What needs to be done: Skip all pictures, then print the remaining material exactly.

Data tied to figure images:
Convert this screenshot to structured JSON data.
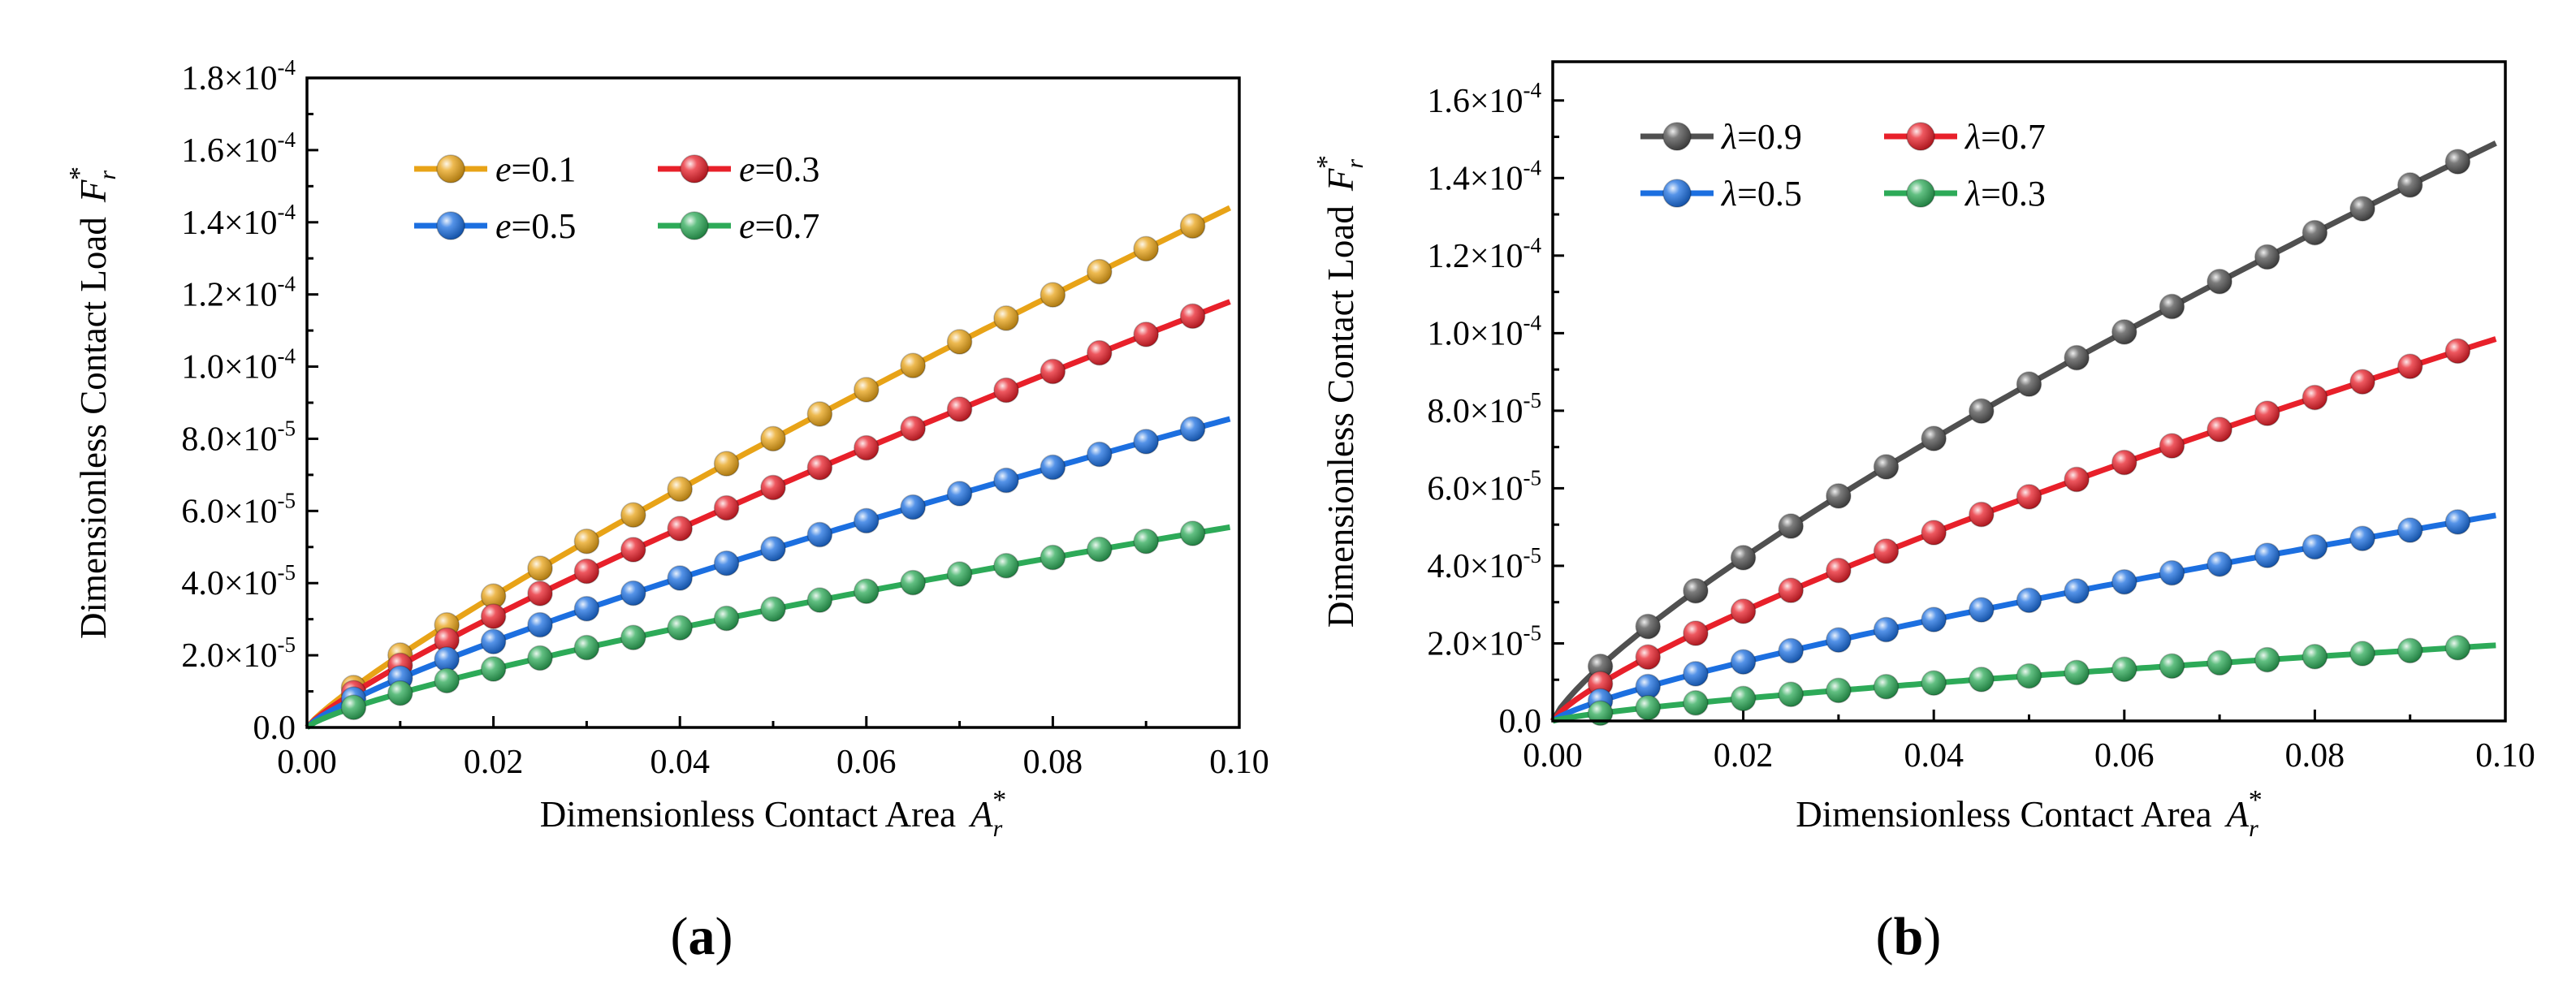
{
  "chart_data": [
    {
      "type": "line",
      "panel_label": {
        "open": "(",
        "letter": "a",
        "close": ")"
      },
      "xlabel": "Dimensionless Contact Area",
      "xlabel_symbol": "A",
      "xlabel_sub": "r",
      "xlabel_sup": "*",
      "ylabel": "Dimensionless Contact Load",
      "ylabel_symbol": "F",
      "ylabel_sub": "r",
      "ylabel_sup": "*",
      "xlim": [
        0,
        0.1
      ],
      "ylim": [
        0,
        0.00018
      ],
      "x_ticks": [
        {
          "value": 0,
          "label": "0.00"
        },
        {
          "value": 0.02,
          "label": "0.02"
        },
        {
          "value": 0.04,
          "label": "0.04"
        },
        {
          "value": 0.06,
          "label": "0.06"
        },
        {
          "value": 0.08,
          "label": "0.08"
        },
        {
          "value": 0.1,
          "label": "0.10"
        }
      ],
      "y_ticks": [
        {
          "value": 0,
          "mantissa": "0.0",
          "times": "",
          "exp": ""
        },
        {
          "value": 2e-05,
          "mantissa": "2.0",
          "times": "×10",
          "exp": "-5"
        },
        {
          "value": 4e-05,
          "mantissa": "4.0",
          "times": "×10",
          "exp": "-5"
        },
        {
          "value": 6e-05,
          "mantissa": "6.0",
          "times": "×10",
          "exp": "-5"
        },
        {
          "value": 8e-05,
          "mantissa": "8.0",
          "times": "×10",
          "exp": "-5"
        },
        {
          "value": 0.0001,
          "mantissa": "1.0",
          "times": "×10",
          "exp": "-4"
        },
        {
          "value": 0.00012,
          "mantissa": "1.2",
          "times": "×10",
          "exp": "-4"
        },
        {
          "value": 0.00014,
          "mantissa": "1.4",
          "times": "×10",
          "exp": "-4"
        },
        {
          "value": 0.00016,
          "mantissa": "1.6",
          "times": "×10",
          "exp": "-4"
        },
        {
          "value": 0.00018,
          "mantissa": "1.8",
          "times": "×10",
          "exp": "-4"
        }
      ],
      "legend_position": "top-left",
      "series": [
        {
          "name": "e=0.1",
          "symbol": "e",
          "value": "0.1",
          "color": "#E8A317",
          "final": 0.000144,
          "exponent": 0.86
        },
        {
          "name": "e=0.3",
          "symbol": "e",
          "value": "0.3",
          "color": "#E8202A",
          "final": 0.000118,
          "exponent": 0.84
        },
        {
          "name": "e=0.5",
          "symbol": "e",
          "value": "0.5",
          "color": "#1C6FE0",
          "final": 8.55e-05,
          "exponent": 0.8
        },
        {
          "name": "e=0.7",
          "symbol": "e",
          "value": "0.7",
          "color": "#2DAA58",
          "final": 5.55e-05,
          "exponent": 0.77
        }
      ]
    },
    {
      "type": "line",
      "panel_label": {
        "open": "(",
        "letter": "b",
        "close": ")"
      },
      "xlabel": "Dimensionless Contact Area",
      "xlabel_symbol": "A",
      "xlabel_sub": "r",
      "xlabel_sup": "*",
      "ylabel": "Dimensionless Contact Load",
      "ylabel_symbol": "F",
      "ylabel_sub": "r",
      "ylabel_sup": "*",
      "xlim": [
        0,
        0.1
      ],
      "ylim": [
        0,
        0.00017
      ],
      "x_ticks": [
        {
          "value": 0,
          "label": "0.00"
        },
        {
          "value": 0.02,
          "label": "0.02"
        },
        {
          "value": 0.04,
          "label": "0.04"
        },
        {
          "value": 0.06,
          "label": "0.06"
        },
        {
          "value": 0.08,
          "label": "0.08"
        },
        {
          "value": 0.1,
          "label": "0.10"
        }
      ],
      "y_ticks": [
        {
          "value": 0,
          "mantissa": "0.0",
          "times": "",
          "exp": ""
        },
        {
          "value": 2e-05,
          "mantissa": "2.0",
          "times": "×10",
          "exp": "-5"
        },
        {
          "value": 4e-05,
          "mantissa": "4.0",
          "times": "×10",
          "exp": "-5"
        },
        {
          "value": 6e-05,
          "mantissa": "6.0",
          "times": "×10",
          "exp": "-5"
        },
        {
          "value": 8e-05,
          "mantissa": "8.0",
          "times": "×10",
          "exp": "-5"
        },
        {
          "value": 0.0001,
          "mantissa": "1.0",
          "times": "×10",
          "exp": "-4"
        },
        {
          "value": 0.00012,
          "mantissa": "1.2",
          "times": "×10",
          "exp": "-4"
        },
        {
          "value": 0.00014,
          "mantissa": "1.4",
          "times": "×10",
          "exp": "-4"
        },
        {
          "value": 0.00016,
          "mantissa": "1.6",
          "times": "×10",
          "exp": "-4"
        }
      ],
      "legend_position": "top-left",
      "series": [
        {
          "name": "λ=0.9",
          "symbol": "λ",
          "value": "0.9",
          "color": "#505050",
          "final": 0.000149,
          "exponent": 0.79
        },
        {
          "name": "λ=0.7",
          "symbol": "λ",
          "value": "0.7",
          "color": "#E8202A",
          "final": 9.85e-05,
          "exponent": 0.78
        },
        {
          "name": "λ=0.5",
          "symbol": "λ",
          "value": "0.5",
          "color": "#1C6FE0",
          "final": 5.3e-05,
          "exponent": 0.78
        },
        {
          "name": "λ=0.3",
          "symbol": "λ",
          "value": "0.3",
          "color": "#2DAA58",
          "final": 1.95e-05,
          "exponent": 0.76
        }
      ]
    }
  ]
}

Solution to the exercise:
Convert this screenshot to structured JSON data.
{
  "chart_data": [
    {
      "type": "line",
      "panel_label": {
        "open": "(",
        "letter": "a",
        "close": ")"
      },
      "xlabel": "Dimensionless Contact Area",
      "xlabel_symbol": "A",
      "xlabel_sub": "r",
      "xlabel_sup": "*",
      "ylabel": "Dimensionless Contact Load",
      "ylabel_symbol": "F",
      "ylabel_sub": "r",
      "ylabel_sup": "*",
      "xlim": [
        0,
        0.1
      ],
      "ylim": [
        0,
        0.00018
      ],
      "x_ticks": [
        {
          "value": 0,
          "label": "0.00"
        },
        {
          "value": 0.02,
          "label": "0.02"
        },
        {
          "value": 0.04,
          "label": "0.04"
        },
        {
          "value": 0.06,
          "label": "0.06"
        },
        {
          "value": 0.08,
          "label": "0.08"
        },
        {
          "value": 0.1,
          "label": "0.10"
        }
      ],
      "y_ticks": [
        {
          "value": 0,
          "mantissa": "0.0",
          "times": "",
          "exp": ""
        },
        {
          "value": 2e-05,
          "mantissa": "2.0",
          "times": "×10",
          "exp": "-5"
        },
        {
          "value": 4e-05,
          "mantissa": "4.0",
          "times": "×10",
          "exp": "-5"
        },
        {
          "value": 6e-05,
          "mantissa": "6.0",
          "times": "×10",
          "exp": "-5"
        },
        {
          "value": 8e-05,
          "mantissa": "8.0",
          "times": "×10",
          "exp": "-5"
        },
        {
          "value": 0.0001,
          "mantissa": "1.0",
          "times": "×10",
          "exp": "-4"
        },
        {
          "value": 0.00012,
          "mantissa": "1.2",
          "times": "×10",
          "exp": "-4"
        },
        {
          "value": 0.00014,
          "mantissa": "1.4",
          "times": "×10",
          "exp": "-4"
        },
        {
          "value": 0.00016,
          "mantissa": "1.6",
          "times": "×10",
          "exp": "-4"
        },
        {
          "value": 0.00018,
          "mantissa": "1.8",
          "times": "×10",
          "exp": "-4"
        }
      ],
      "legend_position": "top-left",
      "series": [
        {
          "name": "e=0.1",
          "symbol": "e",
          "value": "0.1",
          "color": "#E8A317",
          "final": 0.000144,
          "exponent": 0.86
        },
        {
          "name": "e=0.3",
          "symbol": "e",
          "value": "0.3",
          "color": "#E8202A",
          "final": 0.000118,
          "exponent": 0.84
        },
        {
          "name": "e=0.5",
          "symbol": "e",
          "value": "0.5",
          "color": "#1C6FE0",
          "final": 8.55e-05,
          "exponent": 0.8
        },
        {
          "name": "e=0.7",
          "symbol": "e",
          "value": "0.7",
          "color": "#2DAA58",
          "final": 5.55e-05,
          "exponent": 0.77
        }
      ]
    },
    {
      "type": "line",
      "panel_label": {
        "open": "(",
        "letter": "b",
        "close": ")"
      },
      "xlabel": "Dimensionless Contact Area",
      "xlabel_symbol": "A",
      "xlabel_sub": "r",
      "xlabel_sup": "*",
      "ylabel": "Dimensionless Contact Load",
      "ylabel_symbol": "F",
      "ylabel_sub": "r",
      "ylabel_sup": "*",
      "xlim": [
        0,
        0.1
      ],
      "ylim": [
        0,
        0.00017
      ],
      "x_ticks": [
        {
          "value": 0,
          "label": "0.00"
        },
        {
          "value": 0.02,
          "label": "0.02"
        },
        {
          "value": 0.04,
          "label": "0.04"
        },
        {
          "value": 0.06,
          "label": "0.06"
        },
        {
          "value": 0.08,
          "label": "0.08"
        },
        {
          "value": 0.1,
          "label": "0.10"
        }
      ],
      "y_ticks": [
        {
          "value": 0,
          "mantissa": "0.0",
          "times": "",
          "exp": ""
        },
        {
          "value": 2e-05,
          "mantissa": "2.0",
          "times": "×10",
          "exp": "-5"
        },
        {
          "value": 4e-05,
          "mantissa": "4.0",
          "times": "×10",
          "exp": "-5"
        },
        {
          "value": 6e-05,
          "mantissa": "6.0",
          "times": "×10",
          "exp": "-5"
        },
        {
          "value": 8e-05,
          "mantissa": "8.0",
          "times": "×10",
          "exp": "-5"
        },
        {
          "value": 0.0001,
          "mantissa": "1.0",
          "times": "×10",
          "exp": "-4"
        },
        {
          "value": 0.00012,
          "mantissa": "1.2",
          "times": "×10",
          "exp": "-4"
        },
        {
          "value": 0.00014,
          "mantissa": "1.4",
          "times": "×10",
          "exp": "-4"
        },
        {
          "value": 0.00016,
          "mantissa": "1.6",
          "times": "×10",
          "exp": "-4"
        }
      ],
      "legend_position": "top-left",
      "series": [
        {
          "name": "λ=0.9",
          "symbol": "λ",
          "value": "0.9",
          "color": "#505050",
          "final": 0.000149,
          "exponent": 0.79
        },
        {
          "name": "λ=0.7",
          "symbol": "λ",
          "value": "0.7",
          "color": "#E8202A",
          "final": 9.85e-05,
          "exponent": 0.78
        },
        {
          "name": "λ=0.5",
          "symbol": "λ",
          "value": "0.5",
          "color": "#1C6FE0",
          "final": 5.3e-05,
          "exponent": 0.78
        },
        {
          "name": "λ=0.3",
          "symbol": "λ",
          "value": "0.3",
          "color": "#2DAA58",
          "final": 1.95e-05,
          "exponent": 0.76
        }
      ]
    }
  ]
}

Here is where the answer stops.